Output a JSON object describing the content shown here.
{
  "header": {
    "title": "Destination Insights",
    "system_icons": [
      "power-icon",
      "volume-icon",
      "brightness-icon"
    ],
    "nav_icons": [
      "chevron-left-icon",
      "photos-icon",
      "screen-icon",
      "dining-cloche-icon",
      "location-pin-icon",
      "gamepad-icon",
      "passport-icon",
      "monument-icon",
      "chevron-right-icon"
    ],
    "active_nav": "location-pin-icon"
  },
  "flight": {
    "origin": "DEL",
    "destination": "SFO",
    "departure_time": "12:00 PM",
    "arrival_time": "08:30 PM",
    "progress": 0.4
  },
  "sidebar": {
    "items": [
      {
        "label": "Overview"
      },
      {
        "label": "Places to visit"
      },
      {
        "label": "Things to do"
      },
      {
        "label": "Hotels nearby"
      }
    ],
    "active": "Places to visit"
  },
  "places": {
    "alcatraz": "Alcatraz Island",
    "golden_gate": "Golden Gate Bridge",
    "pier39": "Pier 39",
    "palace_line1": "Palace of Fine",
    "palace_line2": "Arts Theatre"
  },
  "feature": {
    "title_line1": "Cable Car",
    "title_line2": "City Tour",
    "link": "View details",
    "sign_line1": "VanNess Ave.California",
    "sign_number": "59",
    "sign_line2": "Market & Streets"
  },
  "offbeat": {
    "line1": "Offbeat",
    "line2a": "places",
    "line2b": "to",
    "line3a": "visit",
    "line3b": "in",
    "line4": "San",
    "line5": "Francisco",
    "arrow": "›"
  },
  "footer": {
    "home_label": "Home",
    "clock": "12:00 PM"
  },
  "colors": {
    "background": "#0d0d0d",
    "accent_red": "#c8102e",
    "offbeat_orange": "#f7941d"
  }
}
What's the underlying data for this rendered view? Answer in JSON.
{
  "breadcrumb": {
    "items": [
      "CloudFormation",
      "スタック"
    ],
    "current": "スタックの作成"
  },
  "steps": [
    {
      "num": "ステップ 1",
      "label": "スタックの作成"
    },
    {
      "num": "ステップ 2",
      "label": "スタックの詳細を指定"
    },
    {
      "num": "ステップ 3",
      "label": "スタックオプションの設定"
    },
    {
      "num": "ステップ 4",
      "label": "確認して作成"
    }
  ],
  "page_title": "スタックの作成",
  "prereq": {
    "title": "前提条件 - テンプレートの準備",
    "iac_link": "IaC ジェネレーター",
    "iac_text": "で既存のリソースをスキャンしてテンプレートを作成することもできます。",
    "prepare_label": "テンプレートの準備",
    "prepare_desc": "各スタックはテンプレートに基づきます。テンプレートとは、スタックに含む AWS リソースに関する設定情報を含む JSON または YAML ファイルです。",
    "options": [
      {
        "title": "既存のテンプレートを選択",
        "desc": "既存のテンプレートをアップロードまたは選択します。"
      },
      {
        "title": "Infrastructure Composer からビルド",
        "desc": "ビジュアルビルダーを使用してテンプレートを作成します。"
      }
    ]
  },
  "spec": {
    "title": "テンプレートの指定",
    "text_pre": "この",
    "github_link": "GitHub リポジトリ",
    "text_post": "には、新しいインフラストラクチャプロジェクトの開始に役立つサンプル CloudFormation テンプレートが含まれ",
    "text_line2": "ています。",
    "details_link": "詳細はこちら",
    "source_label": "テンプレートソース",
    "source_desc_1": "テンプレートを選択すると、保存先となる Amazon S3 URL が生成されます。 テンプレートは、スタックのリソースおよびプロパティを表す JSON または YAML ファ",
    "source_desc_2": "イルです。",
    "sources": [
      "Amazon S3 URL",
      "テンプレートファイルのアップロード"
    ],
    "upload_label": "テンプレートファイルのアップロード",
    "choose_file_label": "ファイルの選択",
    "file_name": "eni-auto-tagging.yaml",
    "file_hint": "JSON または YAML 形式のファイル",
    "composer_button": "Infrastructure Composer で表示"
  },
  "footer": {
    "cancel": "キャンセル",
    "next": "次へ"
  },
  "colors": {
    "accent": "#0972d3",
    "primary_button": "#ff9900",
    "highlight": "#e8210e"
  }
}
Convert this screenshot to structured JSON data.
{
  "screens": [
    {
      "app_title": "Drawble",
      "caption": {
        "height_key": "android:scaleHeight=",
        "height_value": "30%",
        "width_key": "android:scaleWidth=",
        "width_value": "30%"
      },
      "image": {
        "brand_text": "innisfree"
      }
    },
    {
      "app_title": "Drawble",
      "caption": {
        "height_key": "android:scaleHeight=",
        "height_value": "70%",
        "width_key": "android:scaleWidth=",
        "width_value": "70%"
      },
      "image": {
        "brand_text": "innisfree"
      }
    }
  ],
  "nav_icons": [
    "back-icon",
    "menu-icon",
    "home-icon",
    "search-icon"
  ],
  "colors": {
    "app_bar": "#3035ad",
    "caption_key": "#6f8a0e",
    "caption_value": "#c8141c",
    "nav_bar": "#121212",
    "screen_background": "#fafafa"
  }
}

● ● ● ●

• **Set problem**
Review the material and copy each line in which the word "this" appears.

• **Exercise solution**
What's the underlying data for this rendered view? Answer in JSON.
Convert this screenshot to structured JSON data.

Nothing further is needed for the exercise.